• Work instructions
Repeat each entry as written and leave the images out of the copy.

[Records that describe figures]
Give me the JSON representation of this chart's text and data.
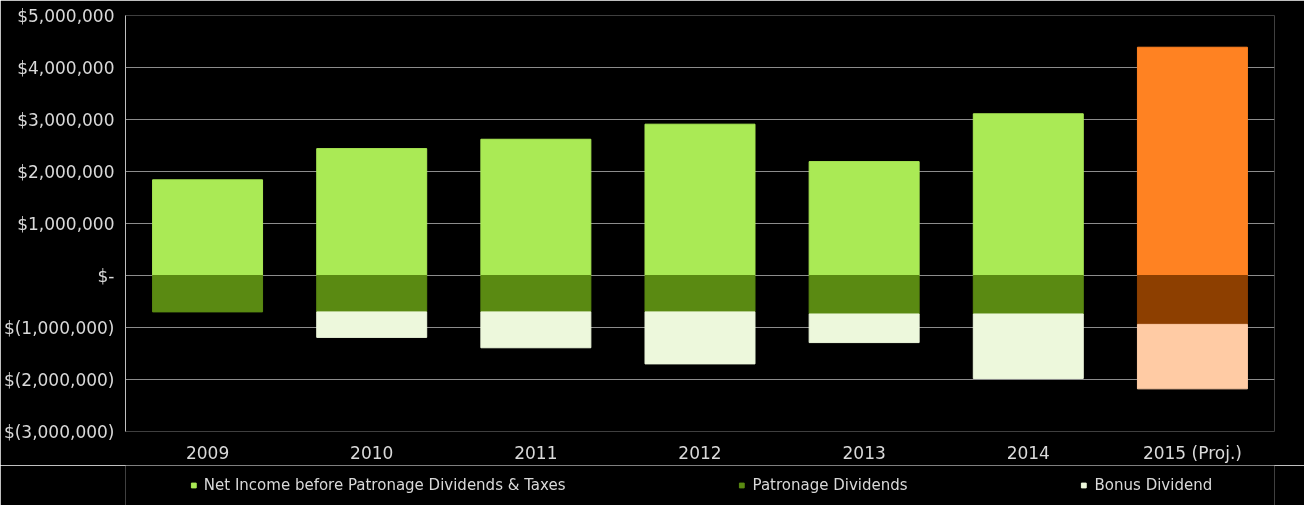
{
  "chart_data": {
    "type": "bar",
    "stacked": true,
    "categories": [
      "2009",
      "2010",
      "2011",
      "2012",
      "2013",
      "2014",
      "2015 (Proj.)"
    ],
    "series": [
      {
        "name": "Net Income before Patronage Dividends & Taxes",
        "color": "#aaea55",
        "colors": [
          "#aaea55",
          "#aaea55",
          "#aaea55",
          "#aaea55",
          "#aaea55",
          "#aaea55",
          "#ff8222"
        ],
        "values": [
          1840000,
          2440000,
          2620000,
          2910000,
          2190000,
          3110000,
          4390000
        ]
      },
      {
        "name": "Patronage Dividends",
        "color": "#5a8a12",
        "colors": [
          "#5a8a12",
          "#5a8a12",
          "#5a8a12",
          "#5a8a12",
          "#5a8a12",
          "#5a8a12",
          "#8d3f00"
        ],
        "values": [
          -700000,
          -700000,
          -700000,
          -700000,
          -740000,
          -740000,
          -940000
        ]
      },
      {
        "name": "Bonus Dividend",
        "color": "#edf8dc",
        "colors": [
          "#edf8dc",
          "#edf8dc",
          "#edf8dc",
          "#edf8dc",
          "#edf8dc",
          "#edf8dc",
          "#ffcba4"
        ],
        "values": [
          null,
          -490000,
          -690000,
          -1000000,
          -550000,
          -1240000,
          -1240000
        ]
      }
    ],
    "ylim": [
      -3000000,
      5000000
    ],
    "yticks": [
      {
        "value": -3000000,
        "label": "$(3,000,000)"
      },
      {
        "value": -2000000,
        "label": "$(2,000,000)"
      },
      {
        "value": -1000000,
        "label": "$(1,000,000)"
      },
      {
        "value": 0,
        "label": "$-"
      },
      {
        "value": 1000000,
        "label": "$1,000,000"
      },
      {
        "value": 2000000,
        "label": "$2,000,000"
      },
      {
        "value": 3000000,
        "label": "$3,000,000"
      },
      {
        "value": 4000000,
        "label": "$4,000,000"
      },
      {
        "value": 5000000,
        "label": "$5,000,000"
      }
    ],
    "grid": "y",
    "legend": "bottom"
  }
}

• Solution below
Give me the JSON representation of this chart's text and data.
{
  "chart_data": {
    "type": "bar",
    "stacked": true,
    "categories": [
      "2009",
      "2010",
      "2011",
      "2012",
      "2013",
      "2014",
      "2015 (Proj.)"
    ],
    "series": [
      {
        "name": "Net Income before Patronage Dividends & Taxes",
        "color": "#aaea55",
        "colors": [
          "#aaea55",
          "#aaea55",
          "#aaea55",
          "#aaea55",
          "#aaea55",
          "#aaea55",
          "#ff8222"
        ],
        "values": [
          1840000,
          2440000,
          2620000,
          2910000,
          2190000,
          3110000,
          4390000
        ]
      },
      {
        "name": "Patronage Dividends",
        "color": "#5a8a12",
        "colors": [
          "#5a8a12",
          "#5a8a12",
          "#5a8a12",
          "#5a8a12",
          "#5a8a12",
          "#5a8a12",
          "#8d3f00"
        ],
        "values": [
          -700000,
          -700000,
          -700000,
          -700000,
          -740000,
          -740000,
          -940000
        ]
      },
      {
        "name": "Bonus Dividend",
        "color": "#edf8dc",
        "colors": [
          "#edf8dc",
          "#edf8dc",
          "#edf8dc",
          "#edf8dc",
          "#edf8dc",
          "#edf8dc",
          "#ffcba4"
        ],
        "values": [
          null,
          -490000,
          -690000,
          -1000000,
          -550000,
          -1240000,
          -1240000
        ]
      }
    ],
    "ylim": [
      -3000000,
      5000000
    ],
    "yticks": [
      {
        "value": -3000000,
        "label": "$(3,000,000)"
      },
      {
        "value": -2000000,
        "label": "$(2,000,000)"
      },
      {
        "value": -1000000,
        "label": "$(1,000,000)"
      },
      {
        "value": 0,
        "label": "$-"
      },
      {
        "value": 1000000,
        "label": "$1,000,000"
      },
      {
        "value": 2000000,
        "label": "$2,000,000"
      },
      {
        "value": 3000000,
        "label": "$3,000,000"
      },
      {
        "value": 4000000,
        "label": "$4,000,000"
      },
      {
        "value": 5000000,
        "label": "$5,000,000"
      }
    ],
    "grid": "y",
    "legend": "bottom"
  }
}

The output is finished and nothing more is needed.